## Given exercise
Write the material out again, line by line, exactly as it is.

## Records provided
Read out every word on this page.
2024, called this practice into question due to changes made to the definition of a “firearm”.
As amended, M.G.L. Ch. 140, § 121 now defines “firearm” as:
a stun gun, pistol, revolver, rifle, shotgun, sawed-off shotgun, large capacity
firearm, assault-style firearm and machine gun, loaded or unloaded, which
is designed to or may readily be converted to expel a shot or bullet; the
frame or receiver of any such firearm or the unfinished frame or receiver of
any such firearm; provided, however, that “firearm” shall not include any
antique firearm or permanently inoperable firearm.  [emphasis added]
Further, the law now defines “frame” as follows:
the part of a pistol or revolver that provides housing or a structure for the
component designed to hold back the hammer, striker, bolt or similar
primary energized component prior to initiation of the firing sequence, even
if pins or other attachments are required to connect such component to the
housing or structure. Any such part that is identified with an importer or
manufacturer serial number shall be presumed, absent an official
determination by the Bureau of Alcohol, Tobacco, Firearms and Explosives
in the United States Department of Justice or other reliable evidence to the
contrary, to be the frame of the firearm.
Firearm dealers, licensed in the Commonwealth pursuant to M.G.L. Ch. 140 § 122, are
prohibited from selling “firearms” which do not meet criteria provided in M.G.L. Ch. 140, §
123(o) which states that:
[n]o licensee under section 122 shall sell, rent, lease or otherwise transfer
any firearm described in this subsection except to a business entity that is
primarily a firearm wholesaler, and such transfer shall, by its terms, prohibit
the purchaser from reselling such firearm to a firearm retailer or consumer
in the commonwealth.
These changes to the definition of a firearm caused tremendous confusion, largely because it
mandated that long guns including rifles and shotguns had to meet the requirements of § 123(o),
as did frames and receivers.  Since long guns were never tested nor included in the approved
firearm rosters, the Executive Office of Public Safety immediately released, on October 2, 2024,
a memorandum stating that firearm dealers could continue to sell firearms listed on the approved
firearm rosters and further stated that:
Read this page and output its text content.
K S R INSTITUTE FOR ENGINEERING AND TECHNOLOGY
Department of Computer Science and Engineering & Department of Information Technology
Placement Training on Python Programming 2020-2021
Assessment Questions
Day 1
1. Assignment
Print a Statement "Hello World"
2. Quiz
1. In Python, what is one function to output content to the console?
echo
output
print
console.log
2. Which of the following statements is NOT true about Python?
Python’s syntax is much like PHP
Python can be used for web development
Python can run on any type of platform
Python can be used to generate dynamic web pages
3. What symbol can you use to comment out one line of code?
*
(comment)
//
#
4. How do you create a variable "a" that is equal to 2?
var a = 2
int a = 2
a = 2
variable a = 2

## Reply
Read out every word on this page.
2024, called this practice into question due to changes made to the definition of a “firearm”.
As amended, M.G.L. Ch. 140, § 121 now defines “firearm” as:
a stun gun, pistol, revolver, rifle, shotgun, sawed-off shotgun, large capacity
firearm, assault-style firearm and machine gun, loaded or unloaded, which
is designed to or may readily be converted to expel a shot or bullet; the
frame or receiver of any such firearm or the unfinished frame or receiver of
any such firearm; provided, however, that “firearm” shall not include any
antique firearm or permanently inoperable firearm.  [emphasis added]
Further, the law now defines “frame” as follows:
the part of a pistol or revolver that provides housing or a structure for the
component designed to hold back the hammer, striker, bolt or similar
primary energized component prior to initiation of the firing sequence, even
if pins or other attachments are required to connect such component to the
housing or structure. Any such part that is identified with an importer or
manufacturer serial number shall be presumed, absent an official
determination by the Bureau of Alcohol, Tobacco, Firearms and Explosives
in the United States Department of Justice or other reliable evidence to the
contrary, to be the frame of the firearm.
Firearm dealers, licensed in the Commonwealth pursuant to M.G.L. Ch. 140 § 122, are
prohibited from selling “firearms” which do not meet criteria provided in M.G.L. Ch. 140, §
123(o) which states that:
[n]o licensee under section 122 shall sell, rent, lease or otherwise transfer
any firearm described in this subsection except to a business entity that is
primarily a firearm wholesaler, and such transfer shall, by its terms, prohibit
the purchaser from reselling such firearm to a firearm retailer or consumer
in the commonwealth.
These changes to the definition of a firearm caused tremendous confusion, largely because it
mandated that long guns including rifles and shotguns had to meet the requirements of § 123(o),
as did frames and receivers.  Since long guns were never tested nor included in the approved
firearm rosters, the Executive Office of Public Safety immediately released, on October 2, 2024,
a memorandum stating that firearm dealers could continue to sell firearms listed on the approved
firearm rosters and further stated that:
Read this page and output its text content.
K S R INSTITUTE FOR ENGINEERING AND TECHNOLOGY
Department of Computer Science and Engineering & Department of Information Technology
Placement Training on Python Programming 2020-2021
Assessment Questions
Day 1
1. Assignment
Print a Statement "Hello World"
2. Quiz
1. In Python, what is one function to output content to the console?
echo
output
print
console.log
2. Which of the following statements is NOT true about Python?
Python’s syntax is much like PHP
Python can be used for web development
Python can run on any type of platform
Python can be used to generate dynamic web pages
3. What symbol can you use to comment out one line of code?
*
(comment)
//
#
4. How do you create a variable "a" that is equal to 2?
var a = 2
int a = 2
a = 2
variable a = 2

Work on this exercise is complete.